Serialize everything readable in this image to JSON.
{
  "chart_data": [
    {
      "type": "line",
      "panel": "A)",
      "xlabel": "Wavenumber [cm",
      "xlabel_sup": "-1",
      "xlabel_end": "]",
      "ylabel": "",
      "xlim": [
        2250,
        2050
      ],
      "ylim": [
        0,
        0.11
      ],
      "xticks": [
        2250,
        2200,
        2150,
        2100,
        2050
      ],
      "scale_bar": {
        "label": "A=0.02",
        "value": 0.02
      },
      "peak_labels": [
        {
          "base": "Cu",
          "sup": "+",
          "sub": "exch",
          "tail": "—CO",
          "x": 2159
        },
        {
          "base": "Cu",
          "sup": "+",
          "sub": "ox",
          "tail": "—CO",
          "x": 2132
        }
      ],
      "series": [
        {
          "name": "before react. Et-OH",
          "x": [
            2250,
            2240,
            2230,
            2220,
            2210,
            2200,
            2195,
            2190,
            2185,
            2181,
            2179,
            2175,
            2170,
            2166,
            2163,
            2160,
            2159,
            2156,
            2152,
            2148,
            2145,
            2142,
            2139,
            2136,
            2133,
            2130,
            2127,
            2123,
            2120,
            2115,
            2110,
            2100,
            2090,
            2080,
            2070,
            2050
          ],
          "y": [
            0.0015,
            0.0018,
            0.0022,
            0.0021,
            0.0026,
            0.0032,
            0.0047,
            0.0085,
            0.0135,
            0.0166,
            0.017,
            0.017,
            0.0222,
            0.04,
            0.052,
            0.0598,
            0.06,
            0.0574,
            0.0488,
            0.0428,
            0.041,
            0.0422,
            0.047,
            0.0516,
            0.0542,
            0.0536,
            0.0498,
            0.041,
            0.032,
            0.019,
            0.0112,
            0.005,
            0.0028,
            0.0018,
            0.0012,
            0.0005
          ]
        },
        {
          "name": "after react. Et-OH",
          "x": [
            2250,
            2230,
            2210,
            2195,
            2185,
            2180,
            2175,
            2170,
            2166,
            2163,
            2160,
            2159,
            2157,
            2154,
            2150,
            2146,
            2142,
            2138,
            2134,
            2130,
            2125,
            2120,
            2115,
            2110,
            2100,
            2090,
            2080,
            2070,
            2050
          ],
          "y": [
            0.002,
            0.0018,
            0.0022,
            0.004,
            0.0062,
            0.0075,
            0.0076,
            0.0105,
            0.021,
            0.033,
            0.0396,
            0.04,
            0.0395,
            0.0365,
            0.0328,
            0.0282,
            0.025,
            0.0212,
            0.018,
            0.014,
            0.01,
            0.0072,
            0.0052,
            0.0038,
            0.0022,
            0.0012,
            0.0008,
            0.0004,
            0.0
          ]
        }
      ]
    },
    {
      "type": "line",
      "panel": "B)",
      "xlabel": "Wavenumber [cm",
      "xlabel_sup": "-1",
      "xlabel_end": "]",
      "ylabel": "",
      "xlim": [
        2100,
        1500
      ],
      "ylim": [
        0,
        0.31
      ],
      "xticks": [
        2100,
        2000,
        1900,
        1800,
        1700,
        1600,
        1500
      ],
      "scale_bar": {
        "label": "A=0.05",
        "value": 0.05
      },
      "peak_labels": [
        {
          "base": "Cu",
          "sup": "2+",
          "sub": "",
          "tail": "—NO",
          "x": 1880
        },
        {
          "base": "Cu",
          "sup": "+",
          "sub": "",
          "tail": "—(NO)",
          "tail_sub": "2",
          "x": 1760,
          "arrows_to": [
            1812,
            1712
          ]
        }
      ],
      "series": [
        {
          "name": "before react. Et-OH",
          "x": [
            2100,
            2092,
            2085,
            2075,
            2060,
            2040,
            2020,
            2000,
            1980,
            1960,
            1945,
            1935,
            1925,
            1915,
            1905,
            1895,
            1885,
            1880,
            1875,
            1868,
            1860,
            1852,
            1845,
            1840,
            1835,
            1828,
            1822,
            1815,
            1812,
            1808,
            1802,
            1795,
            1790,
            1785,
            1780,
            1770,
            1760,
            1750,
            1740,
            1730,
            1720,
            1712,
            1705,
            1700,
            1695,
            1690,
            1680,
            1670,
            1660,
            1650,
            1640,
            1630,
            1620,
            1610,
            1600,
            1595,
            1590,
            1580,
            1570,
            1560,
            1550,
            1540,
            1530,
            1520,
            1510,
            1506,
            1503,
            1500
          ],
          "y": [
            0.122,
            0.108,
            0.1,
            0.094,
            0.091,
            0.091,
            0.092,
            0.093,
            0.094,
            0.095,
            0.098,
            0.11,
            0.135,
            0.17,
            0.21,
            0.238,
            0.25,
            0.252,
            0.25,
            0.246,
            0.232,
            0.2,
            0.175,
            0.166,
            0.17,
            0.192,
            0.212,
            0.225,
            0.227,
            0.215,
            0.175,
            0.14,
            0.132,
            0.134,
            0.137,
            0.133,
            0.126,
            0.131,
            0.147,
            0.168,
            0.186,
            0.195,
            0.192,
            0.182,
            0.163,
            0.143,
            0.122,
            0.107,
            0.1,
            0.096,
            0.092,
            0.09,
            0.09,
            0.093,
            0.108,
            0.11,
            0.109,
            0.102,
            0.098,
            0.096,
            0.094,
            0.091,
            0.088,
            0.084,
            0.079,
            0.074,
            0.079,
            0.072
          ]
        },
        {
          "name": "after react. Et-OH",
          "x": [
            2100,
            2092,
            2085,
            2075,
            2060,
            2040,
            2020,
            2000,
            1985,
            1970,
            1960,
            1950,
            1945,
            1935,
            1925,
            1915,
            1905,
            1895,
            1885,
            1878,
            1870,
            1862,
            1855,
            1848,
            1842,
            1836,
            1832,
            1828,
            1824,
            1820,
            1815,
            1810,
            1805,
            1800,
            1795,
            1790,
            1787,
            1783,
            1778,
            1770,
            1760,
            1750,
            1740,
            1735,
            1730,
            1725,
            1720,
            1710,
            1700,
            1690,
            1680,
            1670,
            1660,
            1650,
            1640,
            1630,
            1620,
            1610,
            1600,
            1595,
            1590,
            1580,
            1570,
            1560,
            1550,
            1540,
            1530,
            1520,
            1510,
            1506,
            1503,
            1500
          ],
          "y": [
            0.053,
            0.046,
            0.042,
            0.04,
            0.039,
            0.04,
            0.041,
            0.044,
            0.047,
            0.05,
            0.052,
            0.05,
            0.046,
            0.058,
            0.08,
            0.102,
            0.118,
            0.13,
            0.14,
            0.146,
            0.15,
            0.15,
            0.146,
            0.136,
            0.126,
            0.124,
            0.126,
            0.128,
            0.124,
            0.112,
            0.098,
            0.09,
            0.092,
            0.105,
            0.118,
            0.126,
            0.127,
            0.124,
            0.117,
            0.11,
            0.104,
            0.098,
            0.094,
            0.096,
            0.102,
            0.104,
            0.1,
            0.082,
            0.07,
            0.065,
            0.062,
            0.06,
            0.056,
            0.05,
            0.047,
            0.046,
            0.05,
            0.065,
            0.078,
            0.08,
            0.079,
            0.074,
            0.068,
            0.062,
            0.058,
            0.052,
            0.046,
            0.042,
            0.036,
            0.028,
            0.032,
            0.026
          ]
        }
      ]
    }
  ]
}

☆ ☆ ☆ ☆ ☆

> [Direction]:
Output all records verbatim.

> [Correct output]:
Serialize everything readable in this image to JSON.
{
  "chart_data": [
    {
      "type": "line",
      "panel": "A)",
      "xlabel": "Wavenumber [cm",
      "xlabel_sup": "-1",
      "xlabel_end": "]",
      "ylabel": "",
      "xlim": [
        2250,
        2050
      ],
      "ylim": [
        0,
        0.11
      ],
      "xticks": [
        2250,
        2200,
        2150,
        2100,
        2050
      ],
      "scale_bar": {
        "label": "A=0.02",
        "value": 0.02
      },
      "peak_labels": [
        {
          "base": "Cu",
          "sup": "+",
          "sub": "exch",
          "tail": "—CO",
          "x": 2159
        },
        {
          "base": "Cu",
          "sup": "+",
          "sub": "ox",
          "tail": "—CO",
          "x": 2132
        }
      ],
      "series": [
        {
          "name": "before react. Et-OH",
          "x": [
            2250,
            2240,
            2230,
            2220,
            2210,
            2200,
            2195,
            2190,
            2185,
            2181,
            2179,
            2175,
            2170,
            2166,
            2163,
            2160,
            2159,
            2156,
            2152,
            2148,
            2145,
            2142,
            2139,
            2136,
            2133,
            2130,
            2127,
            2123,
            2120,
            2115,
            2110,
            2100,
            2090,
            2080,
            2070,
            2050
          ],
          "y": [
            0.0015,
            0.0018,
            0.0022,
            0.0021,
            0.0026,
            0.0032,
            0.0047,
            0.0085,
            0.0135,
            0.0166,
            0.017,
            0.017,
            0.0222,
            0.04,
            0.052,
            0.0598,
            0.06,
            0.0574,
            0.0488,
            0.0428,
            0.041,
            0.0422,
            0.047,
            0.0516,
            0.0542,
            0.0536,
            0.0498,
            0.041,
            0.032,
            0.019,
            0.0112,
            0.005,
            0.0028,
            0.0018,
            0.0012,
            0.0005
          ]
        },
        {
          "name": "after react. Et-OH",
          "x": [
            2250,
            2230,
            2210,
            2195,
            2185,
            2180,
            2175,
            2170,
            2166,
            2163,
            2160,
            2159,
            2157,
            2154,
            2150,
            2146,
            2142,
            2138,
            2134,
            2130,
            2125,
            2120,
            2115,
            2110,
            2100,
            2090,
            2080,
            2070,
            2050
          ],
          "y": [
            0.002,
            0.0018,
            0.0022,
            0.004,
            0.0062,
            0.0075,
            0.0076,
            0.0105,
            0.021,
            0.033,
            0.0396,
            0.04,
            0.0395,
            0.0365,
            0.0328,
            0.0282,
            0.025,
            0.0212,
            0.018,
            0.014,
            0.01,
            0.0072,
            0.0052,
            0.0038,
            0.0022,
            0.0012,
            0.0008,
            0.0004,
            0.0
          ]
        }
      ]
    },
    {
      "type": "line",
      "panel": "B)",
      "xlabel": "Wavenumber [cm",
      "xlabel_sup": "-1",
      "xlabel_end": "]",
      "ylabel": "",
      "xlim": [
        2100,
        1500
      ],
      "ylim": [
        0,
        0.31
      ],
      "xticks": [
        2100,
        2000,
        1900,
        1800,
        1700,
        1600,
        1500
      ],
      "scale_bar": {
        "label": "A=0.05",
        "value": 0.05
      },
      "peak_labels": [
        {
          "base": "Cu",
          "sup": "2+",
          "sub": "",
          "tail": "—NO",
          "x": 1880
        },
        {
          "base": "Cu",
          "sup": "+",
          "sub": "",
          "tail": "—(NO)",
          "tail_sub": "2",
          "x": 1760,
          "arrows_to": [
            1812,
            1712
          ]
        }
      ],
      "series": [
        {
          "name": "before react. Et-OH",
          "x": [
            2100,
            2092,
            2085,
            2075,
            2060,
            2040,
            2020,
            2000,
            1980,
            1960,
            1945,
            1935,
            1925,
            1915,
            1905,
            1895,
            1885,
            1880,
            1875,
            1868,
            1860,
            1852,
            1845,
            1840,
            1835,
            1828,
            1822,
            1815,
            1812,
            1808,
            1802,
            1795,
            1790,
            1785,
            1780,
            1770,
            1760,
            1750,
            1740,
            1730,
            1720,
            1712,
            1705,
            1700,
            1695,
            1690,
            1680,
            1670,
            1660,
            1650,
            1640,
            1630,
            1620,
            1610,
            1600,
            1595,
            1590,
            1580,
            1570,
            1560,
            1550,
            1540,
            1530,
            1520,
            1510,
            1506,
            1503,
            1500
          ],
          "y": [
            0.122,
            0.108,
            0.1,
            0.094,
            0.091,
            0.091,
            0.092,
            0.093,
            0.094,
            0.095,
            0.098,
            0.11,
            0.135,
            0.17,
            0.21,
            0.238,
            0.25,
            0.252,
            0.25,
            0.246,
            0.232,
            0.2,
            0.175,
            0.166,
            0.17,
            0.192,
            0.212,
            0.225,
            0.227,
            0.215,
            0.175,
            0.14,
            0.132,
            0.134,
            0.137,
            0.133,
            0.126,
            0.131,
            0.147,
            0.168,
            0.186,
            0.195,
            0.192,
            0.182,
            0.163,
            0.143,
            0.122,
            0.107,
            0.1,
            0.096,
            0.092,
            0.09,
            0.09,
            0.093,
            0.108,
            0.11,
            0.109,
            0.102,
            0.098,
            0.096,
            0.094,
            0.091,
            0.088,
            0.084,
            0.079,
            0.074,
            0.079,
            0.072
          ]
        },
        {
          "name": "after react. Et-OH",
          "x": [
            2100,
            2092,
            2085,
            2075,
            2060,
            2040,
            2020,
            2000,
            1985,
            1970,
            1960,
            1950,
            1945,
            1935,
            1925,
            1915,
            1905,
            1895,
            1885,
            1878,
            1870,
            1862,
            1855,
            1848,
            1842,
            1836,
            1832,
            1828,
            1824,
            1820,
            1815,
            1810,
            1805,
            1800,
            1795,
            1790,
            1787,
            1783,
            1778,
            1770,
            1760,
            1750,
            1740,
            1735,
            1730,
            1725,
            1720,
            1710,
            1700,
            1690,
            1680,
            1670,
            1660,
            1650,
            1640,
            1630,
            1620,
            1610,
            1600,
            1595,
            1590,
            1580,
            1570,
            1560,
            1550,
            1540,
            1530,
            1520,
            1510,
            1506,
            1503,
            1500
          ],
          "y": [
            0.053,
            0.046,
            0.042,
            0.04,
            0.039,
            0.04,
            0.041,
            0.044,
            0.047,
            0.05,
            0.052,
            0.05,
            0.046,
            0.058,
            0.08,
            0.102,
            0.118,
            0.13,
            0.14,
            0.146,
            0.15,
            0.15,
            0.146,
            0.136,
            0.126,
            0.124,
            0.126,
            0.128,
            0.124,
            0.112,
            0.098,
            0.09,
            0.092,
            0.105,
            0.118,
            0.126,
            0.127,
            0.124,
            0.117,
            0.11,
            0.104,
            0.098,
            0.094,
            0.096,
            0.102,
            0.104,
            0.1,
            0.082,
            0.07,
            0.065,
            0.062,
            0.06,
            0.056,
            0.05,
            0.047,
            0.046,
            0.05,
            0.065,
            0.078,
            0.08,
            0.079,
            0.074,
            0.068,
            0.062,
            0.058,
            0.052,
            0.046,
            0.042,
            0.036,
            0.028,
            0.032,
            0.026
          ]
        }
      ]
    }
  ]
}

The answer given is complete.